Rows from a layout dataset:
(begin)

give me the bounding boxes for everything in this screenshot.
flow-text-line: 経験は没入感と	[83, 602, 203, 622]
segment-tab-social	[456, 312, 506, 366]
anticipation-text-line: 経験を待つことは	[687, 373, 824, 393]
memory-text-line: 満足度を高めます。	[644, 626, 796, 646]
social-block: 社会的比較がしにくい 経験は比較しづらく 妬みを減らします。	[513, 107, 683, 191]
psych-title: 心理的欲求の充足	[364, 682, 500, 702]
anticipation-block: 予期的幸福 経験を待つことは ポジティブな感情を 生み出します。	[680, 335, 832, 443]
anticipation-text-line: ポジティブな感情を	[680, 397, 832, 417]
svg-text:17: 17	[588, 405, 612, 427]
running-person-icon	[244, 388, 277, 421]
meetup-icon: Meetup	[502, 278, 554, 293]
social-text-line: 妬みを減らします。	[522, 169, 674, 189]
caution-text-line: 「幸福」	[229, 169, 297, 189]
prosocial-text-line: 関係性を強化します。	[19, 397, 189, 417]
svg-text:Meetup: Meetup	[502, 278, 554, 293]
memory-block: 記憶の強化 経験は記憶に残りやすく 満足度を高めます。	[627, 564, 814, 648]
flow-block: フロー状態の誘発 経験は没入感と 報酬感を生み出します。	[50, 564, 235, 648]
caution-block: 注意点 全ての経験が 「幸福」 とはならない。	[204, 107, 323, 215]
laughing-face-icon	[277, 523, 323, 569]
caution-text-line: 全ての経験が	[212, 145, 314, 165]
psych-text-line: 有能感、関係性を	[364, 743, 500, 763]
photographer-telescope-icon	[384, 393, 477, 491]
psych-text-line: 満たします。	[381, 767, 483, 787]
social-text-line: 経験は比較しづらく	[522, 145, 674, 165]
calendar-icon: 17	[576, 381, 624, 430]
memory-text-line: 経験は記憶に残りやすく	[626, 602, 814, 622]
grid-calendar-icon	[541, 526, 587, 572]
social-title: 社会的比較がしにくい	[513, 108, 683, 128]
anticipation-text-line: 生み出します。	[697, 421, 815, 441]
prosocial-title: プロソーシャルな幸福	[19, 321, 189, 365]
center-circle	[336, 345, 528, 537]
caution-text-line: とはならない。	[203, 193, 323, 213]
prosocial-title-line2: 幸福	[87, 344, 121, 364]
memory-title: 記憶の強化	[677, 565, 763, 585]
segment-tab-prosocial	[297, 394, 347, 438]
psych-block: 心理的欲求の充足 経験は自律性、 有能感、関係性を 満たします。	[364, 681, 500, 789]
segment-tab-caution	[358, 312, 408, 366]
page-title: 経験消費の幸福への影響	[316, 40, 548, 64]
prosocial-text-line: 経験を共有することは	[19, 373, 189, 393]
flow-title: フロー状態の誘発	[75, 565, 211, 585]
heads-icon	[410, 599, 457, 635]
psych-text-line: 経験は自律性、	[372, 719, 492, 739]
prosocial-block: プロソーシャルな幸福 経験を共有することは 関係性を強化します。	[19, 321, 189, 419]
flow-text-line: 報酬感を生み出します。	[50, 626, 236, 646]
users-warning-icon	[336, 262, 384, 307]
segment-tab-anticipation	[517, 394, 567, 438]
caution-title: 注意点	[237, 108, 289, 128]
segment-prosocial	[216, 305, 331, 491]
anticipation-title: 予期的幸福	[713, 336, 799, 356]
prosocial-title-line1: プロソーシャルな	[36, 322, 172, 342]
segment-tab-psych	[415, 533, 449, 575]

(end)

> [REQUEST] Rewrite the records with "caution-text-line" replaced by "warning-text-line" throughout. Leave every other part of every line unchanged.

> [TASK RESULT]
give me the bounding boxes for everything in this screenshot.
flow-text-line: 経験は没入感と	[83, 602, 203, 622]
segment-tab-social	[456, 312, 506, 366]
anticipation-text-line: 経験を待つことは	[687, 373, 824, 393]
memory-text-line: 満足度を高めます。	[644, 626, 796, 646]
social-block: 社会的比較がしにくい 経験は比較しづらく 妬みを減らします。	[513, 107, 683, 191]
psych-title: 心理的欲求の充足	[364, 682, 500, 702]
anticipation-block: 予期的幸福 経験を待つことは ポジティブな感情を 生み出します。	[680, 335, 832, 443]
anticipation-text-line: ポジティブな感情を	[680, 397, 832, 417]
svg-text:17: 17	[588, 405, 612, 427]
running-person-icon	[244, 388, 277, 421]
meetup-icon: Meetup	[502, 278, 554, 293]
social-text-line: 妬みを減らします。	[522, 169, 674, 189]
warning-text-line: 「幸福」	[229, 169, 297, 189]
prosocial-text-line: 関係性を強化します。	[19, 397, 189, 417]
svg-text:Meetup: Meetup	[502, 278, 554, 293]
memory-block: 記憶の強化 経験は記憶に残りやすく 満足度を高めます。	[627, 564, 814, 648]
flow-block: フロー状態の誘発 経験は没入感と 報酬感を生み出します。	[50, 564, 235, 648]
caution-block: 注意点 全ての経験が 「幸福」 とはならない。	[204, 107, 323, 215]
laughing-face-icon	[277, 523, 323, 569]
warning-text-line: 全ての経験が	[212, 145, 314, 165]
psych-text-line: 有能感、関係性を	[364, 743, 500, 763]
photographer-telescope-icon	[384, 393, 477, 491]
psych-text-line: 満たします。	[381, 767, 483, 787]
social-text-line: 経験は比較しづらく	[522, 145, 674, 165]
calendar-icon: 17	[576, 381, 624, 430]
memory-text-line: 経験は記憶に残りやすく	[626, 602, 814, 622]
grid-calendar-icon	[541, 526, 587, 572]
social-title: 社会的比較がしにくい	[513, 108, 683, 128]
anticipation-text-line: 生み出します。	[697, 421, 815, 441]
prosocial-title: プロソーシャルな幸福	[19, 321, 189, 365]
center-circle	[336, 345, 528, 537]
warning-text-line: とはならない。	[203, 193, 323, 213]
prosocial-title-line2: 幸福	[87, 344, 121, 364]
memory-title: 記憶の強化	[677, 565, 763, 585]
segment-tab-prosocial	[297, 394, 347, 438]
psych-block: 心理的欲求の充足 経験は自律性、 有能感、関係性を 満たします。	[364, 681, 500, 789]
segment-tab-caution	[358, 312, 408, 366]
page-title: 経験消費の幸福への影響	[316, 40, 548, 64]
prosocial-text-line: 経験を共有することは	[19, 373, 189, 393]
flow-title: フロー状態の誘発	[75, 565, 211, 585]
heads-icon	[410, 599, 457, 635]
psych-text-line: 経験は自律性、	[372, 719, 492, 739]
prosocial-block: プロソーシャルな幸福 経験を共有することは 関係性を強化します。	[19, 321, 189, 419]
flow-text-line: 報酬感を生み出します。	[50, 626, 236, 646]
users-warning-icon	[336, 262, 384, 307]
segment-tab-anticipation	[517, 394, 567, 438]
caution-title: 注意点	[237, 108, 289, 128]
segment-prosocial	[216, 305, 331, 491]
anticipation-title: 予期的幸福	[713, 336, 799, 356]
prosocial-title-line1: プロソーシャルな	[36, 322, 172, 342]
segment-tab-psych	[415, 533, 449, 575]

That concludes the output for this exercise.